## BEGIN Extracted records

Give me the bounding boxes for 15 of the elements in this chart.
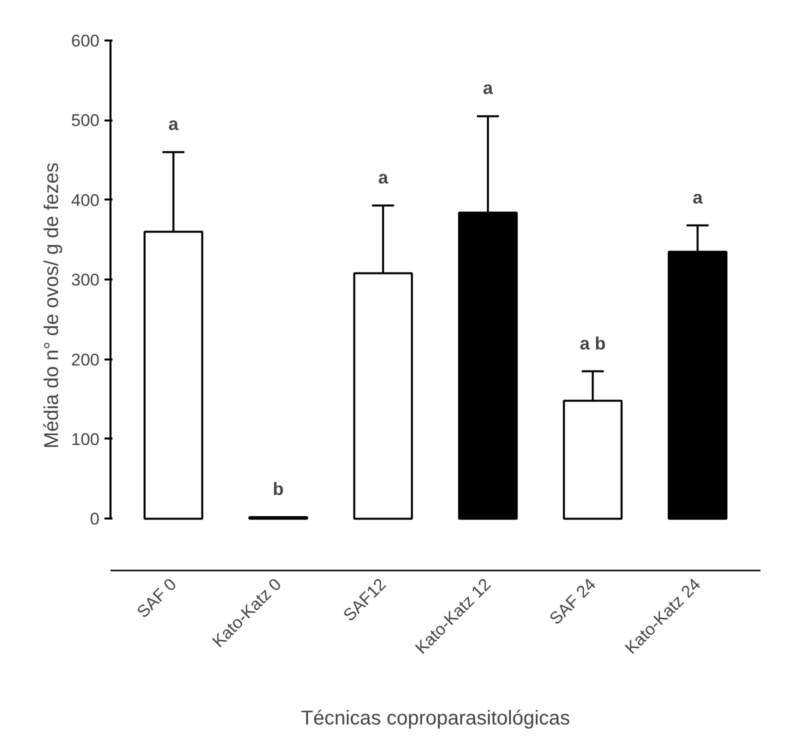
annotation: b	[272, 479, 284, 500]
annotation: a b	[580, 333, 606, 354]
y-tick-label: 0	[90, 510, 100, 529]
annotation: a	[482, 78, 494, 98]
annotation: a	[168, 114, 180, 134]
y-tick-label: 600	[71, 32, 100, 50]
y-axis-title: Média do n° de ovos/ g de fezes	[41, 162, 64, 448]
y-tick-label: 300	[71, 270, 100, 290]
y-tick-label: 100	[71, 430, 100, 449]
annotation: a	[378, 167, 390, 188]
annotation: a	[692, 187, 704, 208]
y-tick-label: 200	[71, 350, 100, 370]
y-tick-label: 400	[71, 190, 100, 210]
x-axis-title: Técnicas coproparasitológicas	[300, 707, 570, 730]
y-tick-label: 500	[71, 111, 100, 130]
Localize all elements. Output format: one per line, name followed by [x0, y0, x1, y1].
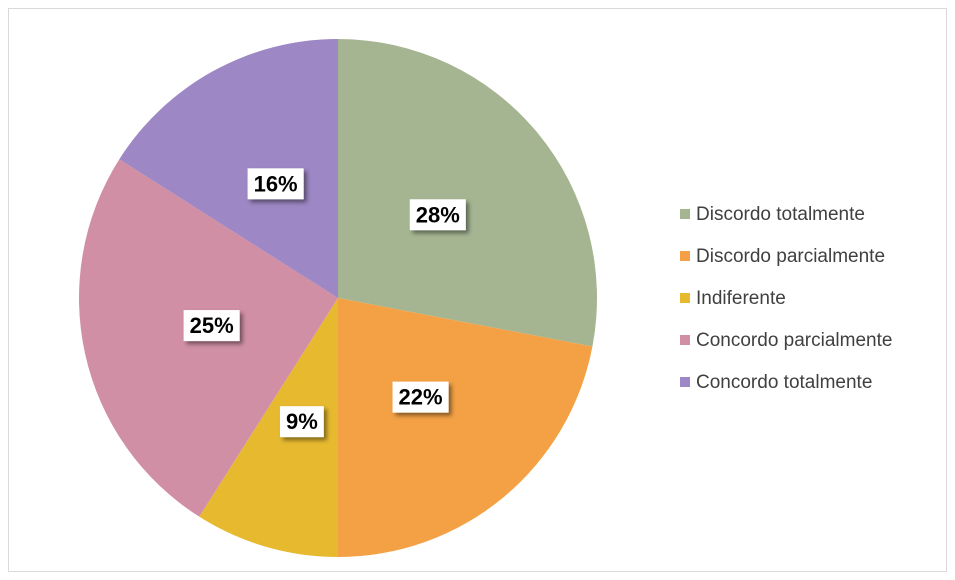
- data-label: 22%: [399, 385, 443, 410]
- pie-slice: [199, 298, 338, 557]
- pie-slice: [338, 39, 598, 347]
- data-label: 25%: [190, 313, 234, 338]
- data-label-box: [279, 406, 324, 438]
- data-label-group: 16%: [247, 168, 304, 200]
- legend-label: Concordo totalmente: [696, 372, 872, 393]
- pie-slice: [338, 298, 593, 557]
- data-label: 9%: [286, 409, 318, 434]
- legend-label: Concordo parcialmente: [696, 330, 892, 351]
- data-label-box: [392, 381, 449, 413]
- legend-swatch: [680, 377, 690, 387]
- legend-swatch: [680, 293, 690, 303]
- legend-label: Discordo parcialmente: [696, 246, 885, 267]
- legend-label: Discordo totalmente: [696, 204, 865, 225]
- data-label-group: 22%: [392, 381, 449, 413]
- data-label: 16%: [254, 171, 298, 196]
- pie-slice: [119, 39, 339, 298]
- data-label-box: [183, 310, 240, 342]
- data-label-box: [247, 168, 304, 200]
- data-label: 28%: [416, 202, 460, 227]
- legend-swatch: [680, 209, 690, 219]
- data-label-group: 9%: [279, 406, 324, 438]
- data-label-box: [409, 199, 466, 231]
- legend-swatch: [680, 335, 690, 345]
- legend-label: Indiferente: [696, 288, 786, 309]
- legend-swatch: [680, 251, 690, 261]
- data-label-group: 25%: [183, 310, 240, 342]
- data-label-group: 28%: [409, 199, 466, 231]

## END Extracted records

→ Do this:
Put every line of the material above into a numbered list, skipping any blank lines. Leave the pictures out of the list.

→ Answer in full:
1. Give me the bounding boxes for 15 of the elements in this chart.
2. annotation: b	[272, 479, 284, 500]
3. annotation: a b	[580, 333, 606, 354]
4. y-tick-label: 0	[90, 510, 100, 529]
5. annotation: a	[482, 78, 494, 98]
6. annotation: a	[168, 114, 180, 134]
7. y-tick-label: 600	[71, 32, 100, 50]
8. y-axis-title: Média do n° de ovos/ g de fezes	[41, 162, 64, 448]
9. y-tick-label: 300	[71, 270, 100, 290]
10. y-tick-label: 100	[71, 430, 100, 449]
11. annotation: a	[378, 167, 390, 188]
12. annotation: a	[692, 187, 704, 208]
13. y-tick-label: 200	[71, 350, 100, 370]
14. y-tick-label: 400	[71, 190, 100, 210]
15. x-axis-title: Técnicas coproparasitológicas	[300, 707, 570, 730]
16. y-tick-label: 500	[71, 111, 100, 130]
17. Localize all elements. Output format: one per line, name followed by [x0, y0, x1, y1].
18. - data-label: 22%: [399, 385, 443, 410]
19. - pie-slice: [199, 298, 338, 557]
20. - pie-slice: [338, 39, 598, 347]
21. - data-label: 25%: [190, 313, 234, 338]
22. - data-label-box: [279, 406, 324, 438]
23. - data-label-group: 16%: [247, 168, 304, 200]
24. - legend-label: Concordo totalmente: [696, 372, 872, 393]
25. - pie-slice: [338, 298, 593, 557]
26. - data-label: 9%: [286, 409, 318, 434]
27. - legend-label: Concordo parcialmente: [696, 330, 892, 351]
28. - data-label-box: [392, 381, 449, 413]
29. - legend-swatch: [680, 377, 690, 387]
30. - legend-swatch: [680, 293, 690, 303]
31. - legend-label: Discordo parcialmente: [696, 246, 885, 267]
32. - legend-label: Discordo totalmente: [696, 204, 865, 225]
33. - data-label-group: 22%: [392, 381, 449, 413]
34. - data-label: 16%: [254, 171, 298, 196]
35. - pie-slice: [119, 39, 339, 298]
36. - data-label-box: [183, 310, 240, 342]
37. - data-label-box: [247, 168, 304, 200]
38. - data-label: 28%: [416, 202, 460, 227]
39. - legend-swatch: [680, 209, 690, 219]
40. - data-label-group: 9%: [279, 406, 324, 438]
41. - data-label-box: [409, 199, 466, 231]
42. - legend-swatch: [680, 335, 690, 345]
43. - legend-label: Indiferente: [696, 288, 786, 309]
44. - legend-swatch: [680, 251, 690, 261]
45. - data-label-group: 25%: [183, 310, 240, 342]
46. - data-label-group: 28%: [409, 199, 466, 231]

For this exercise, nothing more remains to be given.